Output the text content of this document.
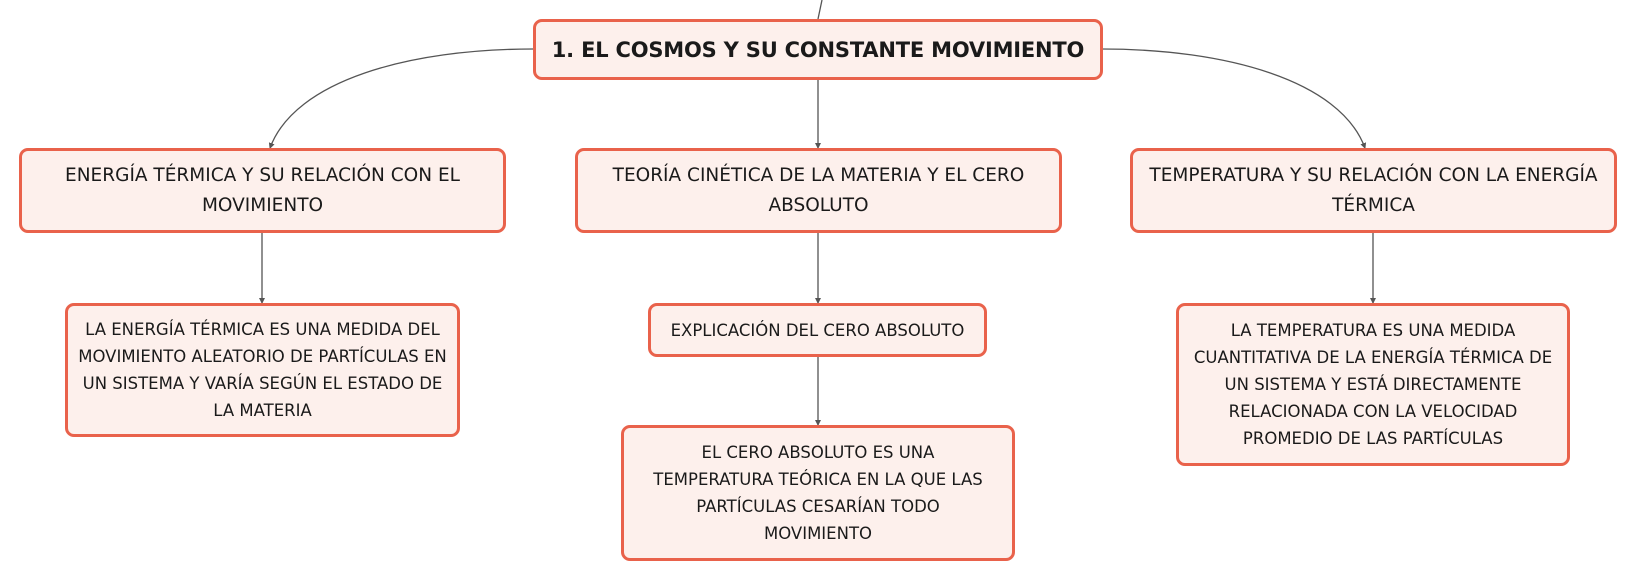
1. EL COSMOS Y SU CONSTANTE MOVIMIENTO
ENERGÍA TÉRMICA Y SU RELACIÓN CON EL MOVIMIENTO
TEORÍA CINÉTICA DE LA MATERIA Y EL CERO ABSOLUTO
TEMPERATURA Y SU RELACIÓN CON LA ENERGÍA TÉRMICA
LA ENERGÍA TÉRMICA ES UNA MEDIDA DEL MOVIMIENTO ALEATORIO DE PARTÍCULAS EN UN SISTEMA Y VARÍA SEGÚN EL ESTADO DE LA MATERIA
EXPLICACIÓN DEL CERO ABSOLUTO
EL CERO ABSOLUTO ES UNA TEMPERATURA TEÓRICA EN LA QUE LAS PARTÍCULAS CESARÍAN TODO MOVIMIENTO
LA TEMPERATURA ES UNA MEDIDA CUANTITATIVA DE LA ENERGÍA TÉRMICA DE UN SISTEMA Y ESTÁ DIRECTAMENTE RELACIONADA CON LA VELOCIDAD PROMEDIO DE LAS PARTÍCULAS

- The exercise:
Leave out the pictures and print every line of the data exactly.

- In response:
Output the text content of this document.
1. EL COSMOS Y SU CONSTANTE MOVIMIENTO
ENERGÍA TÉRMICA Y SU RELACIÓN CON EL MOVIMIENTO
TEORÍA CINÉTICA DE LA MATERIA Y EL CERO ABSOLUTO
TEMPERATURA Y SU RELACIÓN CON LA ENERGÍA TÉRMICA
LA ENERGÍA TÉRMICA ES UNA MEDIDA DEL MOVIMIENTO ALEATORIO DE PARTÍCULAS EN UN SISTEMA Y VARÍA SEGÚN EL ESTADO DE LA MATERIA
EXPLICACIÓN DEL CERO ABSOLUTO
EL CERO ABSOLUTO ES UNA TEMPERATURA TEÓRICA EN LA QUE LAS PARTÍCULAS CESARÍAN TODO MOVIMIENTO
LA TEMPERATURA ES UNA MEDIDA CUANTITATIVA DE LA ENERGÍA TÉRMICA DE UN SISTEMA Y ESTÁ DIRECTAMENTE RELACIONADA CON LA VELOCIDAD PROMEDIO DE LAS PARTÍCULAS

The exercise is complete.